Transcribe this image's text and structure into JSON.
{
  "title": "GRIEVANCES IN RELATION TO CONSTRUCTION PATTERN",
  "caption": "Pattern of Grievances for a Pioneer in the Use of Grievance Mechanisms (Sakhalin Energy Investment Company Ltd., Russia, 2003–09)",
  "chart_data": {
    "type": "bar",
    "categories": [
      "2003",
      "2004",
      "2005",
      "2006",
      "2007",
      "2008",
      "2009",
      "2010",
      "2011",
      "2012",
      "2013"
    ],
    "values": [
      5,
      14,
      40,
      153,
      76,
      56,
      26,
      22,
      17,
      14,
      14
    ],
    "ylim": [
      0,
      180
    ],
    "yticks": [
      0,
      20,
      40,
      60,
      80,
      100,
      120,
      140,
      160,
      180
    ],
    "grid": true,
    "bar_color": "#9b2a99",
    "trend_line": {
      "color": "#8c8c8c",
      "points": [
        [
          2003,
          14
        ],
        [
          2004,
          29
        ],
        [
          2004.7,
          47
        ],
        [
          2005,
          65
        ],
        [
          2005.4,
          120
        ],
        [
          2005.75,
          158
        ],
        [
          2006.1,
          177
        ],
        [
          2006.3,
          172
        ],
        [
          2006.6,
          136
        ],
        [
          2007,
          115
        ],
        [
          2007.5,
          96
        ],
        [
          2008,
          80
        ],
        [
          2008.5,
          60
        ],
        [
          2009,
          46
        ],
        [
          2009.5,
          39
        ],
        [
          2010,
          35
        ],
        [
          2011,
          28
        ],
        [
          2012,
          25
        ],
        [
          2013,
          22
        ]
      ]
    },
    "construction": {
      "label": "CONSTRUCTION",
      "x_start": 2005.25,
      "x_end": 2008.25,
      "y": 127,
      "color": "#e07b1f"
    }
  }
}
==========
Brief:
Quote every entry exactly.

Solution below:
Transcribe this image's text and structure into JSON.
{
  "title": "GRIEVANCES IN RELATION TO CONSTRUCTION PATTERN",
  "caption": "Pattern of Grievances for a Pioneer in the Use of Grievance Mechanisms (Sakhalin Energy Investment Company Ltd., Russia, 2003–09)",
  "chart_data": {
    "type": "bar",
    "categories": [
      "2003",
      "2004",
      "2005",
      "2006",
      "2007",
      "2008",
      "2009",
      "2010",
      "2011",
      "2012",
      "2013"
    ],
    "values": [
      5,
      14,
      40,
      153,
      76,
      56,
      26,
      22,
      17,
      14,
      14
    ],
    "ylim": [
      0,
      180
    ],
    "yticks": [
      0,
      20,
      40,
      60,
      80,
      100,
      120,
      140,
      160,
      180
    ],
    "grid": true,
    "bar_color": "#9b2a99",
    "trend_line": {
      "color": "#8c8c8c",
      "points": [
        [
          2003,
          14
        ],
        [
          2004,
          29
        ],
        [
          2004.7,
          47
        ],
        [
          2005,
          65
        ],
        [
          2005.4,
          120
        ],
        [
          2005.75,
          158
        ],
        [
          2006.1,
          177
        ],
        [
          2006.3,
          172
        ],
        [
          2006.6,
          136
        ],
        [
          2007,
          115
        ],
        [
          2007.5,
          96
        ],
        [
          2008,
          80
        ],
        [
          2008.5,
          60
        ],
        [
          2009,
          46
        ],
        [
          2009.5,
          39
        ],
        [
          2010,
          35
        ],
        [
          2011,
          28
        ],
        [
          2012,
          25
        ],
        [
          2013,
          22
        ]
      ]
    },
    "construction": {
      "label": "CONSTRUCTION",
      "x_start": 2005.25,
      "x_end": 2008.25,
      "y": 127,
      "color": "#e07b1f"
    }
  }
}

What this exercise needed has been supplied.